▶ _Do this_
Work through the data line by line, gathering every line that has the word "方格对应的最小项进行分组合并".

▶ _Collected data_
▼

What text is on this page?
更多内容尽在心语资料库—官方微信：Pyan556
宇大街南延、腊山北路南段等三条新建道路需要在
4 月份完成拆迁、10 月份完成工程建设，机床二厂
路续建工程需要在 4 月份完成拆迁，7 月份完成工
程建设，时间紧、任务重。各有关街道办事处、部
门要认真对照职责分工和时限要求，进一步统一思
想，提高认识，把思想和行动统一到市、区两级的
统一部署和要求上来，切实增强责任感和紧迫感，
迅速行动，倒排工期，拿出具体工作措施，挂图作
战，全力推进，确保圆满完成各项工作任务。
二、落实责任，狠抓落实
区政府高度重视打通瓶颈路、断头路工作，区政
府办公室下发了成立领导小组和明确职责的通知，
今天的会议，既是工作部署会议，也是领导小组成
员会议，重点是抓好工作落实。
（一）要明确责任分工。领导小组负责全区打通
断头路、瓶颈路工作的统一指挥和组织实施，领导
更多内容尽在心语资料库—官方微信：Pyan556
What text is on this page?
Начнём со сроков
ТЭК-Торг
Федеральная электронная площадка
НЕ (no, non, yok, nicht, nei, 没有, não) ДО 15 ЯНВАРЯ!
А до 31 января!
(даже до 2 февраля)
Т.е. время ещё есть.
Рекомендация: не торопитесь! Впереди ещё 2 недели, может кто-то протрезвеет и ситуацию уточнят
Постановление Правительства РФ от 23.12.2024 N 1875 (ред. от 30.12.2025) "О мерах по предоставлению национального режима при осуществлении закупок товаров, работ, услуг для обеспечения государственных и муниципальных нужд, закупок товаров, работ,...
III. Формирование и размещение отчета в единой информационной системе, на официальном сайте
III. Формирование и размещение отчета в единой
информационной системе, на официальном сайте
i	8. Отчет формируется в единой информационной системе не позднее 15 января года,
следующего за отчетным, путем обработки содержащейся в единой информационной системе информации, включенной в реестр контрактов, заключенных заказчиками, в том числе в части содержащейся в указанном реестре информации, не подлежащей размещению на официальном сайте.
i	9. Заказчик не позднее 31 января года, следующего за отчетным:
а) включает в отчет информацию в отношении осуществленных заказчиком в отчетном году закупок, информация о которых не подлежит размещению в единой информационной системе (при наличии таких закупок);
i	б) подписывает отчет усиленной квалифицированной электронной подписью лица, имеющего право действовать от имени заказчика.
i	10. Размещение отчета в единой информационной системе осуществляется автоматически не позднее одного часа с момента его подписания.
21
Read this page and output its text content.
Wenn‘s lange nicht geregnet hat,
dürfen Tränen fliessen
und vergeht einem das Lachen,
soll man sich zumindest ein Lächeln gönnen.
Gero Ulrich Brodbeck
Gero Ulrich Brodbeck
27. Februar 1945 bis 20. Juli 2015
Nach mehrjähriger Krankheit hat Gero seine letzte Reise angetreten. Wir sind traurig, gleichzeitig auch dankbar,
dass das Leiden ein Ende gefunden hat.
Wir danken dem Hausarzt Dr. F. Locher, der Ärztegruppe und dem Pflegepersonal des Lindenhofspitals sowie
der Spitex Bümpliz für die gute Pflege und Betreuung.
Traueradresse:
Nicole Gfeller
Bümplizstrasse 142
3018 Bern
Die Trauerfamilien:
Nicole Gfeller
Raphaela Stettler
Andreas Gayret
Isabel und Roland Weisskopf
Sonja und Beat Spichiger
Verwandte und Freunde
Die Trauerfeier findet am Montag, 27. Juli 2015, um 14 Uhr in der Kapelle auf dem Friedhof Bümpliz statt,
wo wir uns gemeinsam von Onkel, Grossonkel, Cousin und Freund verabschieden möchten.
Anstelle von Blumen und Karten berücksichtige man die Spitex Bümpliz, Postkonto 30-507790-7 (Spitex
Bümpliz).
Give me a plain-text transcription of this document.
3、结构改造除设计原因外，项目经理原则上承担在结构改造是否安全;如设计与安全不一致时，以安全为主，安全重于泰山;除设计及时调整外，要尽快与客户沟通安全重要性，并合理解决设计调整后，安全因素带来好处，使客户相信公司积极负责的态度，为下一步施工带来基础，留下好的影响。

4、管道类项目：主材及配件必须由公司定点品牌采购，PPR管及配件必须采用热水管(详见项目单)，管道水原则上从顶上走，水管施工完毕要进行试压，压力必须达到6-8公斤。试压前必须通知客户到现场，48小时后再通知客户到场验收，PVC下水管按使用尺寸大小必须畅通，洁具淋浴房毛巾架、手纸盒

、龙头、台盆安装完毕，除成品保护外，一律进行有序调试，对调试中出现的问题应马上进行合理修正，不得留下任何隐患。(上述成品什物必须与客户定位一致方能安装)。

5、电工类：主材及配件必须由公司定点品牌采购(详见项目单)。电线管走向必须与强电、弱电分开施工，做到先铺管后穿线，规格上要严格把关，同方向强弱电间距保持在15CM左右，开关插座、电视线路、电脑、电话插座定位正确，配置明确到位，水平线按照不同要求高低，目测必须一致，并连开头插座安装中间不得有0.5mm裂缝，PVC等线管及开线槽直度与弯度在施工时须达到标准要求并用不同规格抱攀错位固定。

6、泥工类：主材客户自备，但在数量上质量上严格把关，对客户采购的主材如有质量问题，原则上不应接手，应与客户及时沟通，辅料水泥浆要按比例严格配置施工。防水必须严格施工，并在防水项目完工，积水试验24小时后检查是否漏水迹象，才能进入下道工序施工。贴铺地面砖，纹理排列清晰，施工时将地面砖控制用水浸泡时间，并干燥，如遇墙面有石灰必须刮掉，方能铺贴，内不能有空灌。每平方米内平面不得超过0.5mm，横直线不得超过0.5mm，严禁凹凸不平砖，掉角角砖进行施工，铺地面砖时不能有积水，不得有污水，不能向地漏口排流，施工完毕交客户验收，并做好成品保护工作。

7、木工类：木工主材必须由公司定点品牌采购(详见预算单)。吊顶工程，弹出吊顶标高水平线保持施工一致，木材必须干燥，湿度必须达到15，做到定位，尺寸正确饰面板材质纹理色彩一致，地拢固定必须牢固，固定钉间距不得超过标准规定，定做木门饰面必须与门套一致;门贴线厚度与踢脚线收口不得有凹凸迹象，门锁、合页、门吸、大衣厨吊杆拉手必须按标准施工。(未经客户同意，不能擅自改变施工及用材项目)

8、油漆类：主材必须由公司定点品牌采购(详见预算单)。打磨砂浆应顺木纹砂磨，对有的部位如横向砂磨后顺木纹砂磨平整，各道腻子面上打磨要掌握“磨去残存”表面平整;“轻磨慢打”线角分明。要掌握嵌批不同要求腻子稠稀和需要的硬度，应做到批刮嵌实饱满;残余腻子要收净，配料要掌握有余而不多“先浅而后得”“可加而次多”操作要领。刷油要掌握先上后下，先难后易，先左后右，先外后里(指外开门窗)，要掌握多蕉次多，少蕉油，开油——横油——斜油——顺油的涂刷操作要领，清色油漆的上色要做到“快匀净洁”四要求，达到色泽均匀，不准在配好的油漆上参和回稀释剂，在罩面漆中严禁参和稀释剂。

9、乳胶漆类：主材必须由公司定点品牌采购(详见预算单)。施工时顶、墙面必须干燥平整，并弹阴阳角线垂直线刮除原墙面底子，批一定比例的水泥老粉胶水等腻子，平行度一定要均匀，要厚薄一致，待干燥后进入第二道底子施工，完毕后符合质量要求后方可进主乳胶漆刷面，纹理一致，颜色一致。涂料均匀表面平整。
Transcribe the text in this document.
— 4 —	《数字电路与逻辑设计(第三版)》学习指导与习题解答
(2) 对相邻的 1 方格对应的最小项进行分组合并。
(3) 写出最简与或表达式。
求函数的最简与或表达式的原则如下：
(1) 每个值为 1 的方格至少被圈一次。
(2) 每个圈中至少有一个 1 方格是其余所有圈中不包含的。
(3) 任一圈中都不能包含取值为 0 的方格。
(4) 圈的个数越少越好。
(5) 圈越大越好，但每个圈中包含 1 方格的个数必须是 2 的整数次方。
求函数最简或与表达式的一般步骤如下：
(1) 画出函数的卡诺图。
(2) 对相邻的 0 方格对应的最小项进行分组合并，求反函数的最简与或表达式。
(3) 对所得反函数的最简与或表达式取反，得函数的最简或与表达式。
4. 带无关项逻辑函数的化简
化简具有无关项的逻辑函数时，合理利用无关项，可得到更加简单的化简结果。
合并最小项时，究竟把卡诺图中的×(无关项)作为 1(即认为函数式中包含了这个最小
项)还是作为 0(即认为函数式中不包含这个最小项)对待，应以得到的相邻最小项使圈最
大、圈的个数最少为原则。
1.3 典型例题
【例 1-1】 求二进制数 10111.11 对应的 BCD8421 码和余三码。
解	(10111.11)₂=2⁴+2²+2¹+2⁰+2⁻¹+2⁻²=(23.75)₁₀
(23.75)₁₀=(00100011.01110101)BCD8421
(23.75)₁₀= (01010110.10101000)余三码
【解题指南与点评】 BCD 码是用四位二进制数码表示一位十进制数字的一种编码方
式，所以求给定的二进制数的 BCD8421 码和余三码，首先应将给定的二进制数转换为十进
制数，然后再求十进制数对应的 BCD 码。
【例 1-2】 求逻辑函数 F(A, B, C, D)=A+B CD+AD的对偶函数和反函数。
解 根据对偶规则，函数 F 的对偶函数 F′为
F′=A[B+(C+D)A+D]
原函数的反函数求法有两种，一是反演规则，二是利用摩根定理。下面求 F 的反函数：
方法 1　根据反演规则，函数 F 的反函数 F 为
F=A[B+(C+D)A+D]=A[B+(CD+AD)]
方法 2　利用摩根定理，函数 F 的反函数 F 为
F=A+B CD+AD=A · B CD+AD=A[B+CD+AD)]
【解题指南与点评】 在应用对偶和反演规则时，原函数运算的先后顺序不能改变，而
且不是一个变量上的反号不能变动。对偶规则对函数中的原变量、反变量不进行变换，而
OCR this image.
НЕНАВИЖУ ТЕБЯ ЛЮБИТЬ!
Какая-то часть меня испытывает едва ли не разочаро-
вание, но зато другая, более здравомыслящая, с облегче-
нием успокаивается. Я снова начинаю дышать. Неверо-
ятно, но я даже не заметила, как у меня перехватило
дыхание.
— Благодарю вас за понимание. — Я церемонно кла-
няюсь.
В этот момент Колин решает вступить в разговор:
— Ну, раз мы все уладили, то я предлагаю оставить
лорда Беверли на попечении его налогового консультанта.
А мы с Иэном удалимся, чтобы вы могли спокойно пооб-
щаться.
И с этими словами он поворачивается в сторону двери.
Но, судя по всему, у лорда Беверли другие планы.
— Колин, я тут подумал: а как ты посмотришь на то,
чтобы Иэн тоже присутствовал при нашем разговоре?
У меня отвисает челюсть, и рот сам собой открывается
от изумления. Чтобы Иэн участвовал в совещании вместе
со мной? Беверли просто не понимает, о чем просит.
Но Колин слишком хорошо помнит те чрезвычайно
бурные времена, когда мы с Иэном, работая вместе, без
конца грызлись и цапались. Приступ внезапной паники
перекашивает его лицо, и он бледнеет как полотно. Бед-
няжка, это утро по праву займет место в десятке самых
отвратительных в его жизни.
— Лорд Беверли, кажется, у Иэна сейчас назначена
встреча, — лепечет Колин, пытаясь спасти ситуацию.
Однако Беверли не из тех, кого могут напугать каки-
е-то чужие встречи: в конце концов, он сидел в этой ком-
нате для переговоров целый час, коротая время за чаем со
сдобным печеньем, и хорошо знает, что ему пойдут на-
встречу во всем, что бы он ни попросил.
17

▲

▶ _Exercise output_
(2) 对相邻的 1 方格对应的最小项进行分组合并。
(2) 对相邻的 0 方格对应的最小项进行分组合并，求反函数的最简与或表达式。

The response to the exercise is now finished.